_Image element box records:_
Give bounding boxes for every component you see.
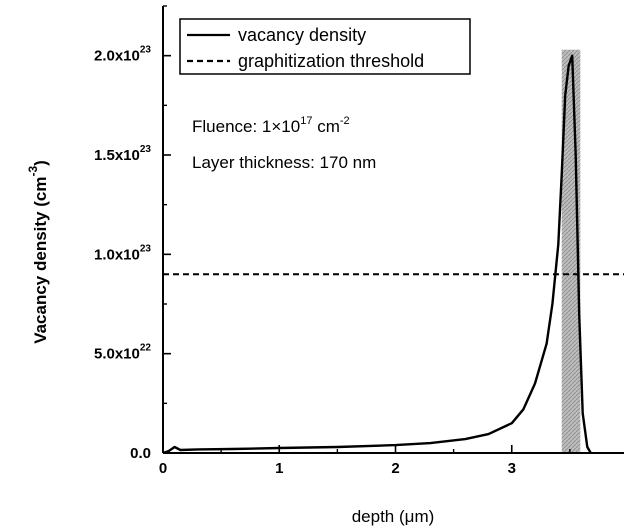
y-tick-label: 2.0x1023 [94,45,151,65]
legend-box [179,18,471,75]
fluence-unit-exponent: -2 [340,115,350,127]
series-group [163,54,624,453]
x-axis-label: depth (μm) [352,507,435,526]
y-axis-label-main: Vacancy density (cm [31,177,50,344]
legend: vacancy density graphitization threshold [179,18,471,75]
legend-label-vacancy-density: vacancy density [238,25,366,45]
x-tick-label: 2 [391,460,399,477]
fluence-annotation: Fluence: 1×1017 cm-2 [192,115,350,136]
y-axis-label-close: ) [31,160,50,166]
fluence-prefix: Fluence: 1×10 [192,117,300,136]
y-tick-label: 1.0x1023 [94,243,151,263]
y-axis-label: Vacancy density (cm-3) [26,160,50,344]
y-tick-label: 0.0 [130,445,151,462]
fluence-unit: cm [312,117,339,136]
fluence-exponent: 17 [300,115,312,127]
series-vacancy-density-line [163,54,592,453]
y-tick-label: 5.0x1022 [94,343,151,363]
x-tick-label: 1 [275,460,283,477]
y-tick-label: 1.5x1023 [94,144,151,164]
y-axis-label-exponent: -3 [26,166,40,177]
layer-thickness-annotation: Layer thickness: 170 nm [192,153,376,172]
x-tick-label: 3 [508,460,516,477]
x-tick-label: 0 [159,460,167,477]
legend-label-graphitization-threshold: graphitization threshold [238,51,424,71]
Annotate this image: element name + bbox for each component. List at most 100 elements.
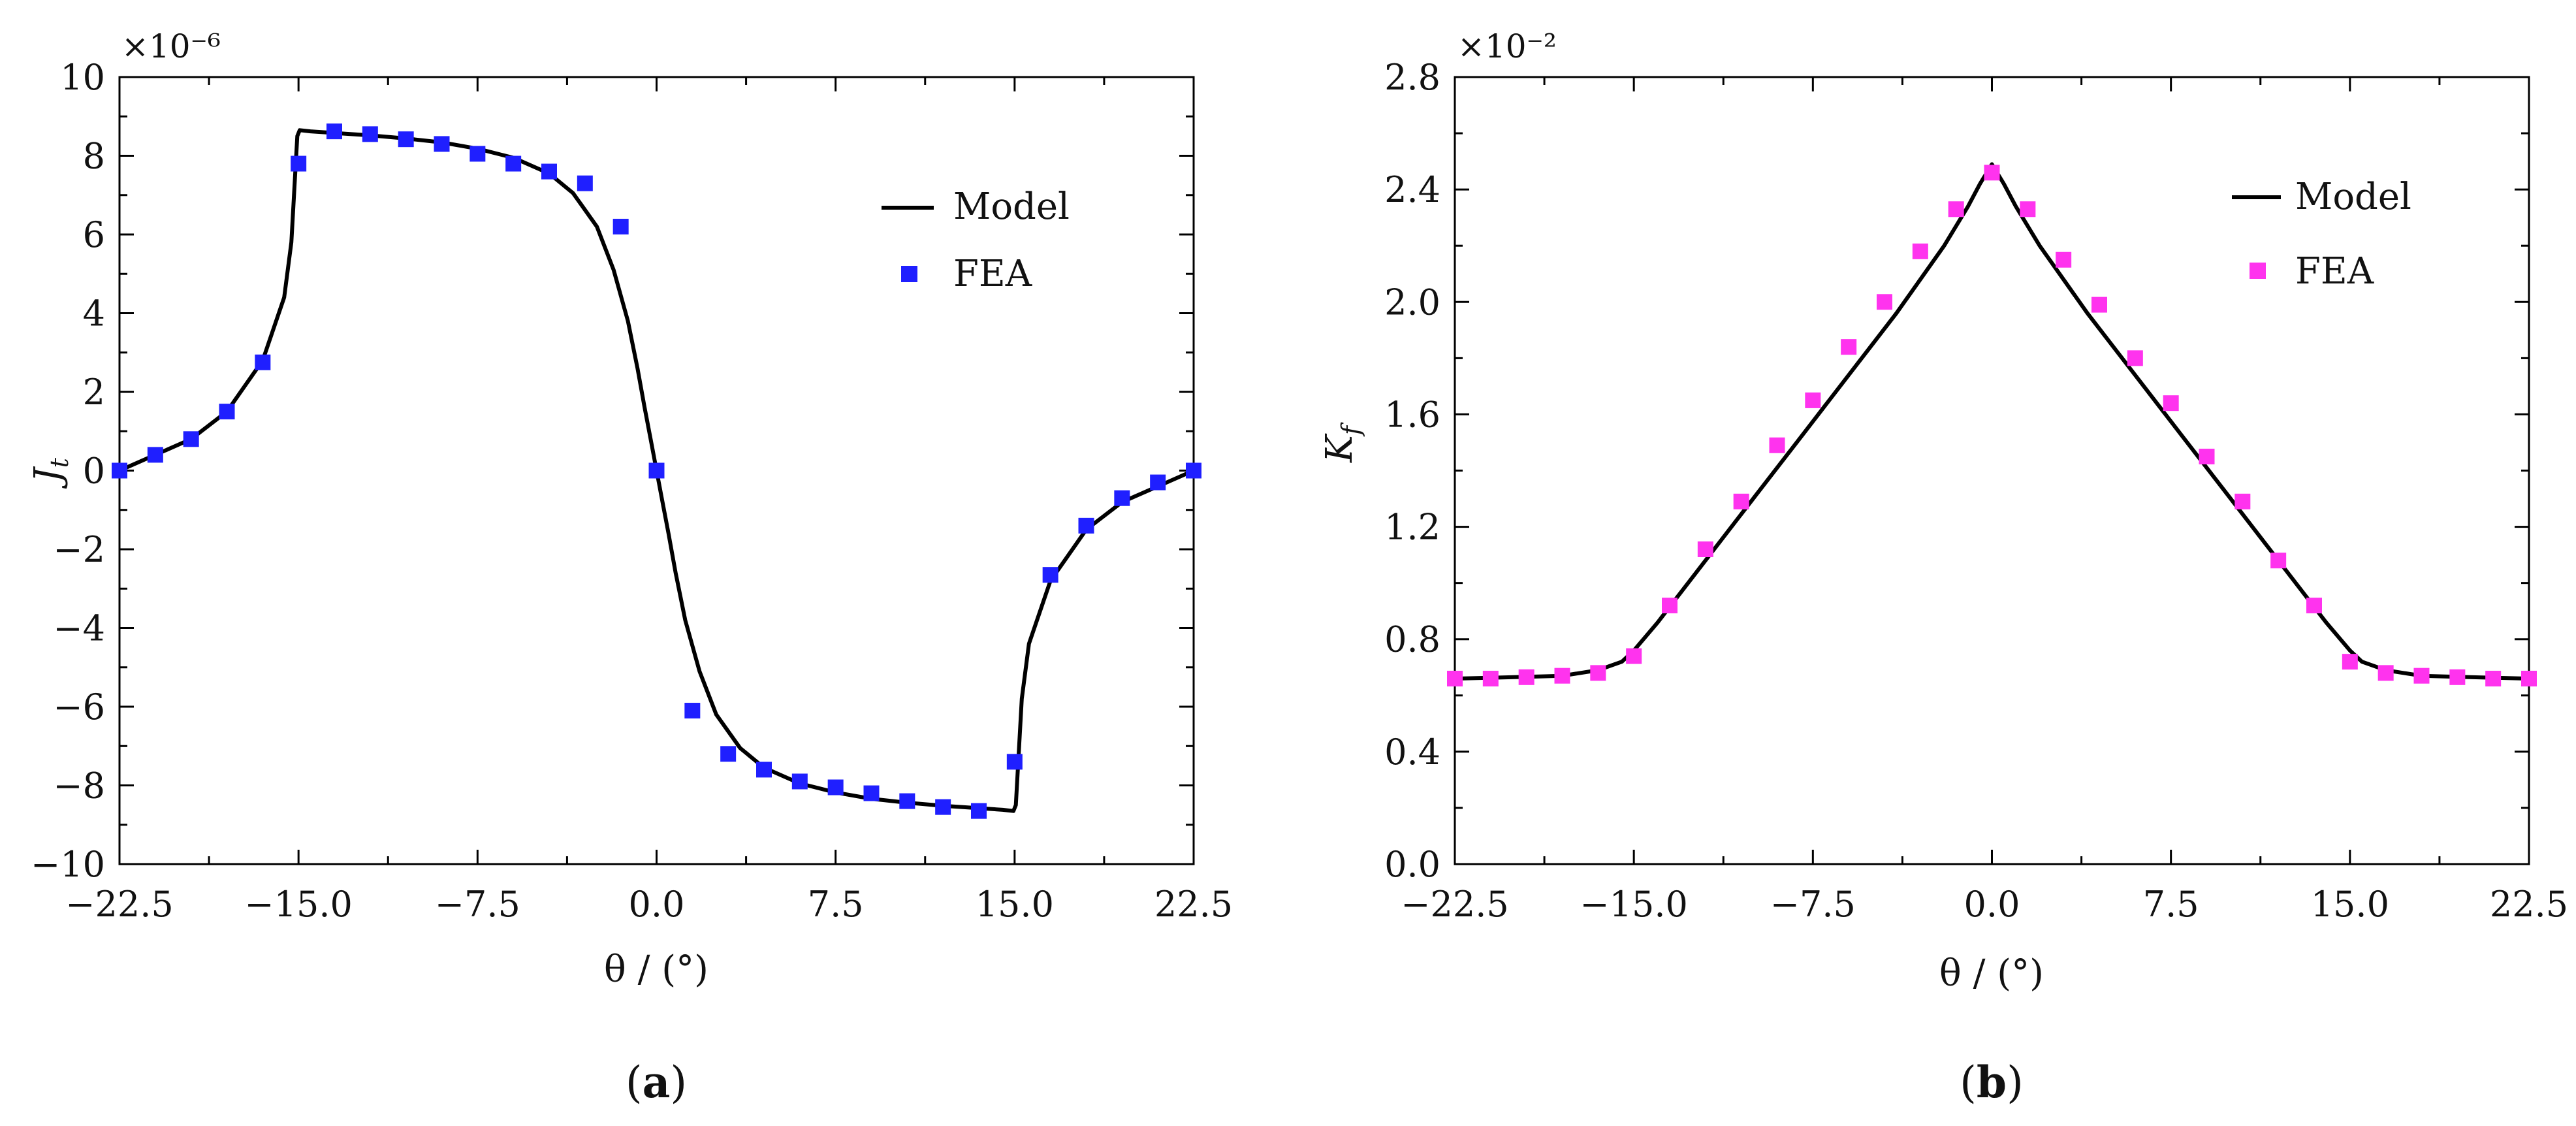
fea-point: [827, 779, 844, 796]
y-tick-label: 1.6: [1384, 394, 1440, 435]
fea-point: [2163, 395, 2179, 411]
panel-label-a: (a): [626, 1057, 687, 1108]
model-line: [1454, 162, 2530, 681]
fea-point: [362, 126, 378, 142]
fea-point: [2020, 201, 2036, 217]
y-tick-label: 0.0: [1384, 844, 1440, 885]
fea-point: [2199, 448, 2215, 464]
legend-b: Model FEA: [2232, 176, 2411, 293]
y-tick-label: 2: [83, 372, 105, 413]
fea-point: [1186, 462, 1201, 479]
x-axis-title-a: θ / (°): [604, 948, 708, 991]
legend-fea-label-a: FEA: [953, 253, 1032, 295]
y-tick-label: 4: [83, 293, 105, 334]
x-tick-label: 22.5: [2490, 884, 2568, 925]
x-tick-label: −22.5: [1401, 884, 1508, 925]
y-axis-title-sub-a: t: [45, 457, 74, 468]
x-tick-label: 0.0: [1964, 884, 2020, 925]
y-tick-labels-b: 0.0 0.4 0.8 1.2 1.6 2.0 2.4 2.8: [1384, 57, 1440, 885]
fea-point: [1150, 474, 1166, 491]
fea-point: [720, 746, 737, 762]
fea-point: [1697, 541, 1713, 557]
y-multiplier-a: ×10⁻⁶: [121, 27, 221, 65]
fea-point: [2056, 251, 2072, 268]
fea-point: [612, 218, 629, 234]
fea-point: [1626, 648, 1642, 664]
fea-point: [2485, 670, 2502, 686]
fea-point: [2127, 350, 2143, 366]
y-axis-title-sub-b: f: [1337, 422, 1365, 437]
fea-point: [935, 799, 951, 815]
fea-point: [1114, 490, 1130, 506]
y-tick-label: −4: [53, 608, 105, 649]
panel-label-b-letter: b: [1977, 1057, 2007, 1108]
fea-point: [2270, 553, 2287, 569]
x-axis-title-b: θ / (°): [1939, 952, 2044, 995]
y-tick-label: 8: [83, 136, 105, 177]
fea-point: [756, 762, 772, 778]
fea-point: [1006, 754, 1023, 770]
series-points-b: [1447, 165, 2537, 686]
fea-point: [1078, 517, 1094, 534]
y-tick-label: −10: [31, 844, 105, 885]
y-tick-label: 2.4: [1384, 169, 1440, 210]
y-tick-label: 10: [60, 57, 105, 98]
legend-fea-label-b: FEA: [2295, 250, 2374, 293]
fea-point: [2234, 493, 2251, 509]
y-tick-label: 0: [83, 451, 105, 492]
x-tick-label: −15.0: [244, 884, 352, 925]
fea-point: [899, 793, 915, 809]
fea-point: [1805, 392, 1821, 408]
y-axis-title-a: Jt: [27, 457, 74, 489]
fea-point: [1948, 201, 1964, 217]
y-tick-label: −2: [53, 529, 105, 570]
fea-point: [183, 431, 199, 447]
y-tick-label: 1.2: [1384, 507, 1440, 548]
fea-point: [1984, 165, 2000, 181]
fea-point: [1769, 437, 1785, 453]
fea-point: [2449, 669, 2466, 685]
fea-point: [505, 155, 522, 172]
y-tick-label: 2.0: [1384, 282, 1440, 323]
fea-point: [2306, 598, 2322, 614]
axis-ticks-a: [118, 76, 1195, 865]
y-multiplier-b: ×10⁻²: [1457, 27, 1557, 65]
y-axis-title-main-a: J: [27, 466, 69, 489]
panel-label-a-letter: a: [643, 1057, 671, 1108]
x-tick-label: 22.5: [1154, 884, 1233, 925]
x-tick-label: 7.5: [2143, 884, 2199, 925]
fea-point: [1042, 567, 1058, 583]
panel-b: −22.5 −15.0 −7.5 0.0 7.5 15.0 22.5 0.0 0.4 0.8 1.…: [1318, 27, 2568, 1108]
fea-point: [398, 131, 414, 148]
x-tick-label: 0.0: [629, 884, 685, 925]
fea-point: [2521, 670, 2537, 686]
fea-point: [577, 175, 593, 191]
fea-point: [791, 773, 808, 790]
fea-point: [1518, 669, 1534, 685]
fea-point: [1662, 598, 1678, 614]
fea-point: [469, 146, 486, 162]
fea-point: [1554, 668, 1570, 684]
legend-model-label-a: Model: [953, 185, 1070, 228]
x-tick-label: −7.5: [435, 884, 520, 925]
y-tick-labels-a: −10 −8 −6 −4 −2 0 2 4 6 8 10: [31, 57, 105, 885]
fea-point: [648, 462, 665, 479]
fea-point: [2091, 297, 2107, 313]
legend-model-label-b: Model: [2295, 176, 2411, 218]
series-points-a: [112, 123, 1201, 819]
y-axis-title-b: Kf: [1318, 422, 1365, 463]
fea-point: [434, 136, 450, 152]
fea-point: [291, 155, 307, 172]
panel-label-b: (b): [1960, 1057, 2024, 1108]
y-tick-label: 6: [83, 214, 105, 255]
x-tick-labels-a: −22.5 −15.0 −7.5 0.0 7.5 15.0 22.5: [65, 884, 1233, 925]
series-lines-b: [1454, 162, 2530, 681]
legend-a: Model FEA: [882, 185, 1070, 295]
y-tick-label: −6: [53, 686, 105, 728]
fea-point: [541, 163, 557, 180]
fea-point: [326, 123, 342, 140]
legend-fea-marker-b: [2250, 263, 2266, 279]
axis-ticks-b: [1454, 76, 2530, 865]
x-tick-label: 15.0: [2311, 884, 2389, 925]
x-tick-labels-b: −22.5 −15.0 −7.5 0.0 7.5 15.0 22.5: [1401, 884, 2568, 925]
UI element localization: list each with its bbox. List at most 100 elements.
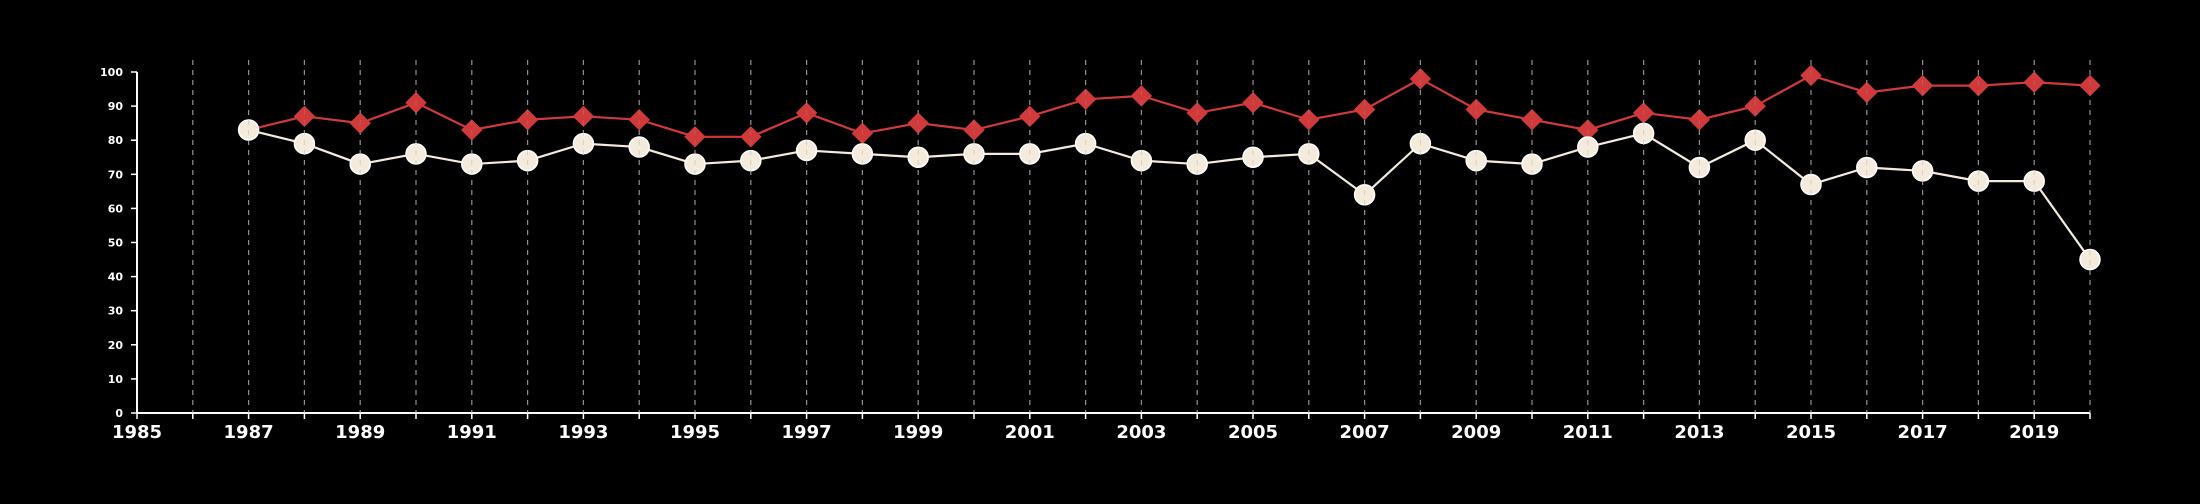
x-tick-label: 2005 (1228, 422, 1278, 443)
series-0-point (1465, 98, 1487, 121)
y-tick-label: 30 (108, 305, 124, 318)
series-1-point (1130, 149, 1153, 172)
x-tick-label: 2013 (1674, 422, 1724, 443)
series-1-point (851, 143, 874, 165)
series-1-point (963, 143, 985, 165)
x-tick-label: 2003 (1116, 422, 1166, 443)
x-tick-label: 1987 (224, 422, 274, 443)
x-tick-label: 2011 (1563, 422, 1613, 443)
series-1-point (1409, 132, 1432, 155)
series-0 (237, 64, 2101, 148)
series-0-point (1800, 64, 1822, 87)
series-0-point (293, 105, 316, 128)
x-tick-label: 2009 (1451, 422, 1501, 443)
y-tick-label: 0 (115, 407, 123, 420)
series-1 (237, 119, 2101, 271)
series-0-point (572, 105, 595, 128)
series-1-point (1186, 153, 1208, 175)
series-1-point (684, 153, 706, 175)
series-0-point (795, 102, 818, 124)
y-tick-label: 80 (108, 134, 124, 147)
series-1-point (1856, 156, 1878, 179)
series-1-point (2079, 248, 2101, 271)
series-1-point (293, 132, 316, 155)
series-1-point (349, 153, 371, 175)
series-0-point (1856, 81, 1878, 104)
series-1-point (1911, 160, 1934, 182)
series-1-point (1074, 132, 1097, 155)
series-1-point (1465, 149, 1487, 172)
series-0-point (1688, 109, 1711, 131)
series-1-point (1744, 129, 1766, 151)
series-0-point (740, 126, 762, 148)
series-1-point (461, 153, 483, 175)
series-0-point (963, 119, 985, 141)
series-0-point (907, 112, 929, 134)
series-1-point (1632, 122, 1655, 145)
y-tick-label: 90 (108, 100, 124, 113)
series-0-point (1521, 109, 1543, 131)
series-0-point (349, 112, 371, 134)
series-0-point (1744, 95, 1766, 117)
series-0-line (248, 74, 2091, 138)
y-tick-label: 10 (108, 373, 124, 386)
series-0-point (684, 126, 706, 148)
y-tick-label: 40 (108, 271, 124, 284)
series-1-point (1019, 143, 1041, 165)
series-0-point (2023, 71, 2045, 93)
x-tick-label: 1993 (558, 422, 608, 443)
axis-layer: 0 10 20 30 40 50 60 70 80 90 100 1985 1987 1989 1991 19… (100, 66, 2091, 443)
series-0-point (1967, 74, 1990, 97)
series-0-point (405, 91, 427, 114)
series-0-point (1019, 105, 1041, 128)
series-0-point (1911, 74, 1934, 97)
series-0-point (1186, 102, 1208, 124)
series-0-point (516, 109, 539, 131)
series-1-point (1800, 173, 1822, 196)
series-1-line (248, 128, 2091, 261)
y-tick-label: 70 (108, 168, 124, 181)
series-1-point (907, 146, 929, 168)
x-tick-label: 2007 (1340, 422, 1390, 443)
x-tick-label: 2019 (2009, 422, 2059, 443)
series-0-point (1353, 98, 1376, 121)
series-1-point (1353, 184, 1376, 206)
series-0-point (1074, 88, 1097, 110)
y-tick-label: 60 (108, 202, 124, 215)
y-tick-label: 20 (108, 339, 124, 352)
x-tick-label: 1991 (447, 422, 497, 443)
series-0-point (1242, 91, 1264, 114)
series-1-point (1967, 170, 1990, 192)
series-1-point (740, 149, 762, 172)
x-tick-label: 1995 (670, 422, 720, 443)
x-tick-label: 1989 (335, 422, 385, 443)
x-tick-label: 2015 (1786, 422, 1836, 443)
series-1-point (572, 132, 595, 155)
y-tick-label: 50 (108, 237, 124, 250)
series-layer (192, 60, 2101, 413)
grid-layer (192, 60, 2091, 413)
series-0-point (461, 119, 483, 141)
series-0-point (628, 109, 650, 131)
series-1-point (1521, 153, 1543, 175)
series-0-point (2079, 74, 2101, 97)
series-1-point (1298, 143, 1320, 165)
x-tick-label: 2017 (1898, 422, 1948, 443)
series-0-point (1409, 68, 1432, 90)
series-1-point (1577, 136, 1599, 158)
series-1-point (795, 139, 818, 162)
series-0-point (1298, 109, 1320, 131)
x-tick-label: 1999 (893, 422, 943, 443)
series-1-point (1242, 146, 1264, 168)
series-1-point (516, 149, 539, 172)
series-1-point (628, 136, 650, 158)
series-1-point (405, 143, 427, 165)
series-1-point (237, 119, 260, 141)
y-tick-label: 100 (100, 66, 123, 79)
x-tick-label: 1985 (112, 422, 162, 443)
series-1-point (2023, 170, 2045, 192)
x-tick-label: 1997 (782, 422, 832, 443)
x-tick-label: 2001 (1005, 422, 1055, 443)
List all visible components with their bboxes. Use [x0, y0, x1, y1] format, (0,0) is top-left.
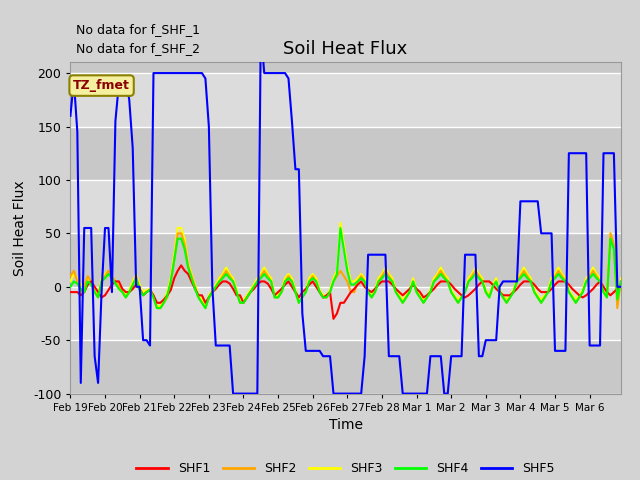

_STATED EXERCISE:_ Return the lines verbatim, beginning with the line containing "fea-point: [827, 779, 844, 796]" and continuing through the line containing "x-tick-label: 22.5: [2490, 884, 2568, 925]".

_ANSWER IN FULL:_
fea-point: [827, 779, 844, 796]
y-tick-label: 1.6: [1384, 394, 1440, 435]
fea-point: [2163, 395, 2179, 411]
panel-label-a: (a): [626, 1057, 687, 1108]
model-line: [1454, 162, 2530, 681]
fea-point: [362, 126, 378, 142]
fea-point: [2020, 201, 2036, 217]
y-tick-label: 0.0: [1384, 844, 1440, 885]
fea-point: [2199, 448, 2215, 464]
legend-b: Model FEA: [2232, 176, 2411, 293]
y-tick-label: 2: [83, 372, 105, 413]
fea-point: [1186, 462, 1201, 479]
x-axis-title-a: θ / (°): [604, 948, 708, 991]
legend-fea-label-a: FEA: [953, 253, 1032, 295]
y-tick-label: 4: [83, 293, 105, 334]
x-tick-label: 22.5: [2490, 884, 2568, 925]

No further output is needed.